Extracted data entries
● ● ● ● ●
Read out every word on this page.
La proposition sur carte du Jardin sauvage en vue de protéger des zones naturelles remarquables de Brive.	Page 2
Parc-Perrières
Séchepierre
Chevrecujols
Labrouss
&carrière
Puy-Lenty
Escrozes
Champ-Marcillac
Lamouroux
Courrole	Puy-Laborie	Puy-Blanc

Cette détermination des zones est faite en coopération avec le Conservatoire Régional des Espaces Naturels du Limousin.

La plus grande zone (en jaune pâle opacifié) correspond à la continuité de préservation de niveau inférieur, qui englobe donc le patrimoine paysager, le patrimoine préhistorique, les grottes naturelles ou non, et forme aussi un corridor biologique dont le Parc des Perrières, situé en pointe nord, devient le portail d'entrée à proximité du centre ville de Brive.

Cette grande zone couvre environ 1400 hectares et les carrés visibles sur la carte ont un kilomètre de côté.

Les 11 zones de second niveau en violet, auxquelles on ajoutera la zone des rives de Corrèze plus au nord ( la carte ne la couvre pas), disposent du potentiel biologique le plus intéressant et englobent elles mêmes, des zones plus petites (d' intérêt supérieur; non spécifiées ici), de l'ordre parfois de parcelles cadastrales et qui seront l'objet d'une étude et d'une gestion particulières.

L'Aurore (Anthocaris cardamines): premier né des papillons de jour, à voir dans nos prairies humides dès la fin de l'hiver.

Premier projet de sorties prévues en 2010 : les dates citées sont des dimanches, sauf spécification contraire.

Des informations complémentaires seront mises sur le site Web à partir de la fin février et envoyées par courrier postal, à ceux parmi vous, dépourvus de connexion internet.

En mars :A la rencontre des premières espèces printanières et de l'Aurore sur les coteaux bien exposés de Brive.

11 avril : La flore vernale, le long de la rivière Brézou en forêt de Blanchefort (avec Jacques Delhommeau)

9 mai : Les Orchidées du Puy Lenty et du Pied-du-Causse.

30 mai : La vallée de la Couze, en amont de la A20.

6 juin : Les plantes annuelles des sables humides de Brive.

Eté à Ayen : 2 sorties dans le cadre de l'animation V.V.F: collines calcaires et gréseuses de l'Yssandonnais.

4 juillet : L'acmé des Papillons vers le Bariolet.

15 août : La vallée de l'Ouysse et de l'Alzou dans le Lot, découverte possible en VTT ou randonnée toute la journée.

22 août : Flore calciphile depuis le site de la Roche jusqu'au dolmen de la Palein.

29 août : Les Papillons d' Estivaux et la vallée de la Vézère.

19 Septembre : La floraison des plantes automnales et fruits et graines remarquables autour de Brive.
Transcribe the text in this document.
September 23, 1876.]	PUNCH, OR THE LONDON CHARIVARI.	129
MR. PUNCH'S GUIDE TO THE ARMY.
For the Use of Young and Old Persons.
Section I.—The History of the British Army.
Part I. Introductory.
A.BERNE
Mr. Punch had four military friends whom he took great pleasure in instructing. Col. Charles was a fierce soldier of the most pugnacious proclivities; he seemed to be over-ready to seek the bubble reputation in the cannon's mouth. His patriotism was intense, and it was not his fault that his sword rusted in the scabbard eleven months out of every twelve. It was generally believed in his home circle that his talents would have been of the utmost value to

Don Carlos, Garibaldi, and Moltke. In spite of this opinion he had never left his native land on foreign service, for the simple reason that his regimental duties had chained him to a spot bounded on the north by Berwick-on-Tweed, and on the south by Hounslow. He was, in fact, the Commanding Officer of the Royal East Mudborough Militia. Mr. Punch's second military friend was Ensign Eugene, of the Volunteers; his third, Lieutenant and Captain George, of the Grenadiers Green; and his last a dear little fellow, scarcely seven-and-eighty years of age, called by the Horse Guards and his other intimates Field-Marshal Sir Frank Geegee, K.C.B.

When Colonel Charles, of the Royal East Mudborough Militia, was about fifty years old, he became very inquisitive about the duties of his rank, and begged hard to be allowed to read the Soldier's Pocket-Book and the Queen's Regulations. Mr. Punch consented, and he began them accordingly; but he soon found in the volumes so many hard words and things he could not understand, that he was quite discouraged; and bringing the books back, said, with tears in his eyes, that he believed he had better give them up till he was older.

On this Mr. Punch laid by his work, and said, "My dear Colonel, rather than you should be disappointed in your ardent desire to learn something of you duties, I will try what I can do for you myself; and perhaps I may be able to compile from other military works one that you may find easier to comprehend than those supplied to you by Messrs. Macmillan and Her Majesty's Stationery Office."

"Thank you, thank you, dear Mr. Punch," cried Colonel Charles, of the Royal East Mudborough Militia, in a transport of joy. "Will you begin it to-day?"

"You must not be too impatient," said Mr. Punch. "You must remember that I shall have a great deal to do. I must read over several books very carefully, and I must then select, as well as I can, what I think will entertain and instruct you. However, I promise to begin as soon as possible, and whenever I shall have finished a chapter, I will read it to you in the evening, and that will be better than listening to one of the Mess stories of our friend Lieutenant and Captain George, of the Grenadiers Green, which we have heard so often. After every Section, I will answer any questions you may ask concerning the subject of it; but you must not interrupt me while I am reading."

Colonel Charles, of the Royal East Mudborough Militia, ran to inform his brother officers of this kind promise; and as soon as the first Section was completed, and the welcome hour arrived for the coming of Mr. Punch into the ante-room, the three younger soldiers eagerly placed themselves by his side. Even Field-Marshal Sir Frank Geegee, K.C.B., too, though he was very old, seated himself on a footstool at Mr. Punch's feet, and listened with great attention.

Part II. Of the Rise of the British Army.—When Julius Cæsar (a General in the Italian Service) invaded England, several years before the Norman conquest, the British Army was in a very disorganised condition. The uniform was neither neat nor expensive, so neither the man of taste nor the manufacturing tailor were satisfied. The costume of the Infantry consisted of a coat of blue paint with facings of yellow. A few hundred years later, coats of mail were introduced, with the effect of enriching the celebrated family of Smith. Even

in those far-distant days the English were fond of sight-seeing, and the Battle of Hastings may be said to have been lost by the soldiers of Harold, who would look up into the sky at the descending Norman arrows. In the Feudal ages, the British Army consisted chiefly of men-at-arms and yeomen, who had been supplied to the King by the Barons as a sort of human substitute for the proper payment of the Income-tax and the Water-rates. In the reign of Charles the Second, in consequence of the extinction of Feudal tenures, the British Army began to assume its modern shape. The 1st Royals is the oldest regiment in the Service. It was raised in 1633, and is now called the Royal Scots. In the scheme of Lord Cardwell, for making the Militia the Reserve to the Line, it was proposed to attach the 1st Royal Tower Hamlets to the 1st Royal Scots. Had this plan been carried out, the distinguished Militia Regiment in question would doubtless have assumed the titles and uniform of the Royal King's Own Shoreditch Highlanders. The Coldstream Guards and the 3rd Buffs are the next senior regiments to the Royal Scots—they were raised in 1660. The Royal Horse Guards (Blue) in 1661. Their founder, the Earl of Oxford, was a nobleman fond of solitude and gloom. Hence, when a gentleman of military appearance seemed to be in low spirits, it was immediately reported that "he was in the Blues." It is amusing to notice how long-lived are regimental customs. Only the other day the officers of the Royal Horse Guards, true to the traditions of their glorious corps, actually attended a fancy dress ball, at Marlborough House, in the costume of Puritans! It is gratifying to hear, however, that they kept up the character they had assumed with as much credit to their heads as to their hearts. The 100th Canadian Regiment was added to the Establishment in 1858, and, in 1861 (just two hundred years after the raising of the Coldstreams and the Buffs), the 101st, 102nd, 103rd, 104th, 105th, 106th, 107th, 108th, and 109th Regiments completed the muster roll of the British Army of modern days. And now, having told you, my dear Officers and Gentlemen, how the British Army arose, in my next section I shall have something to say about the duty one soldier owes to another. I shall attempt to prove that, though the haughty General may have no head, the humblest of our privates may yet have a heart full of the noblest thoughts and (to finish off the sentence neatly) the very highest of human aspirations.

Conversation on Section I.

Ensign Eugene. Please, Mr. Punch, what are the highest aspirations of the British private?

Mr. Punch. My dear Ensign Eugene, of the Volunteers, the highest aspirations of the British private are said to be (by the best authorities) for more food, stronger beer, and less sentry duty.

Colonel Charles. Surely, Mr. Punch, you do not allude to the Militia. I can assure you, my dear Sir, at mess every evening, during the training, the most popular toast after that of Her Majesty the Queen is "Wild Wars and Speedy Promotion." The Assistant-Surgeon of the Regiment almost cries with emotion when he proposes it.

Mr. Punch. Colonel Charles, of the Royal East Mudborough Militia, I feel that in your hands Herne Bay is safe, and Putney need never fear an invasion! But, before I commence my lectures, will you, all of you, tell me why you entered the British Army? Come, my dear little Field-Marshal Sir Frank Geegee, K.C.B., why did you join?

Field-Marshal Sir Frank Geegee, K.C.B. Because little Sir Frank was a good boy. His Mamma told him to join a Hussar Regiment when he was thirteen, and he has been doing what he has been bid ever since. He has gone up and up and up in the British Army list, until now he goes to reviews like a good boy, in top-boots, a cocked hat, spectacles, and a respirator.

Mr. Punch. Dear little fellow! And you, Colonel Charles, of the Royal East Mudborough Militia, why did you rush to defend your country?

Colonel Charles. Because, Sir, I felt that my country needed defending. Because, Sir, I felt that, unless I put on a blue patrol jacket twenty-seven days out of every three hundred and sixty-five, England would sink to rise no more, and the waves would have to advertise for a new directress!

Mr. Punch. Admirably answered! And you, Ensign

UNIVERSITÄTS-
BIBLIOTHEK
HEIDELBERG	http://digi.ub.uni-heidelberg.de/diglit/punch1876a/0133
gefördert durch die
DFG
● ● ● ● ●
(TO DO):
From the listing above, find the number of lines with the word "août" in them. Answer with the number only.

(RESPONSE FOR THIS EXERCISE):
3